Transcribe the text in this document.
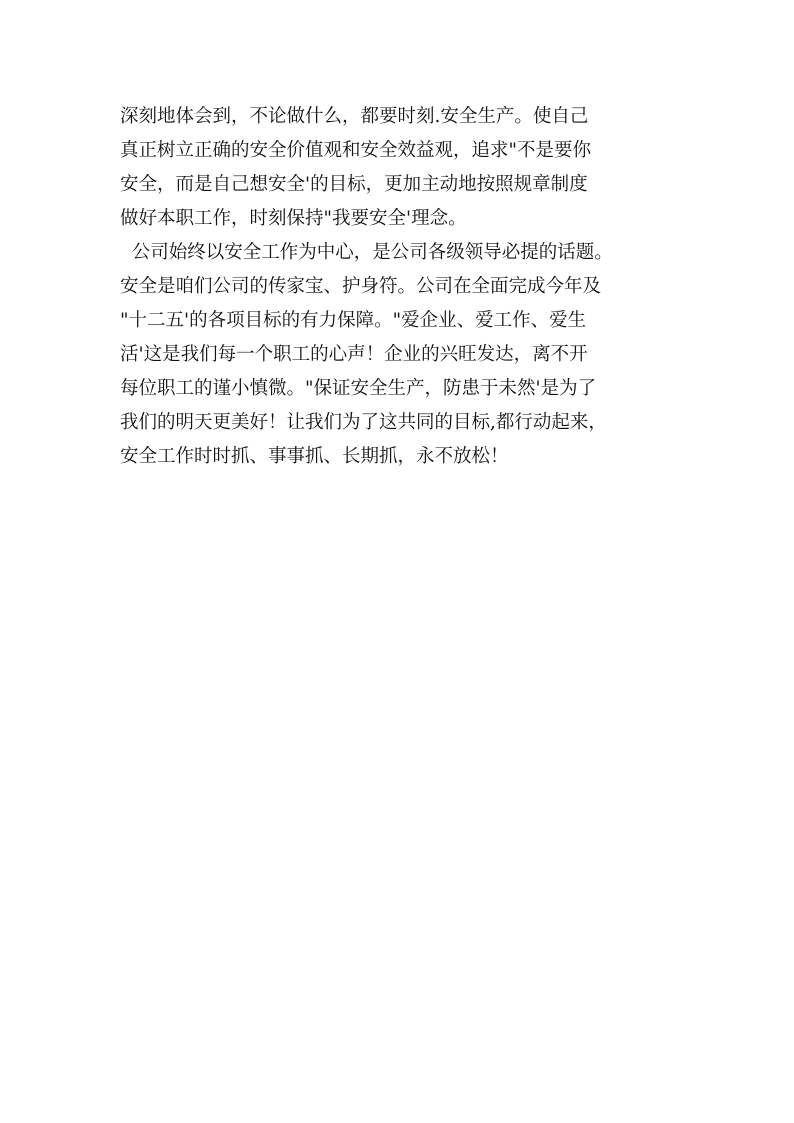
深刻地体会到，不论做什么，都要时刻.安全生产。使自己
真正树立正确的安全价值观和安全效益观，追求"不是要你
安全，而是自己想安全'的目标，更加主动地按照规章制度
做好本职工作，时刻保持"我要安全'理念。
公司始终以安全工作为中心，是公司各级领导必提的话题。
安全是咱们公司的传家宝、护身符。公司在全面完成今年及
"十二五'的各项目标的有力保障。"爱企业、爱工作、爱生
活'这是我们每一个职工的心声！企业的兴旺发达，离不开
每位职工的谨小慎微。"保证安全生产，防患于未然'是为了
我们的明天更美好！让我们为了这共同的目标,都行动起来，
安全工作时时抓、事事抓、长期抓，永不放松！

::::

* WHAT IS REQUIRED *
Every line should be retyped exactly, with the pictures omitted.

* OUTPUT OF THE TASK *
Transcribe the text in this document.
深刻地体会到，不论做什么，都要时刻.安全生产。使自己
真正树立正确的安全价值观和安全效益观，追求"不是要你
安全，而是自己想安全'的目标，更加主动地按照规章制度
做好本职工作，时刻保持"我要安全'理念。
公司始终以安全工作为中心，是公司各级领导必提的话题。
安全是咱们公司的传家宝、护身符。公司在全面完成今年及
"十二五'的各项目标的有力保障。"爱企业、爱工作、爱生
活'这是我们每一个职工的心声！企业的兴旺发达，离不开
每位职工的谨小慎微。"保证安全生产，防患于未然'是为了
我们的明天更美好！让我们为了这共同的目标,都行动起来，
安全工作时时抓、事事抓、长期抓，永不放松！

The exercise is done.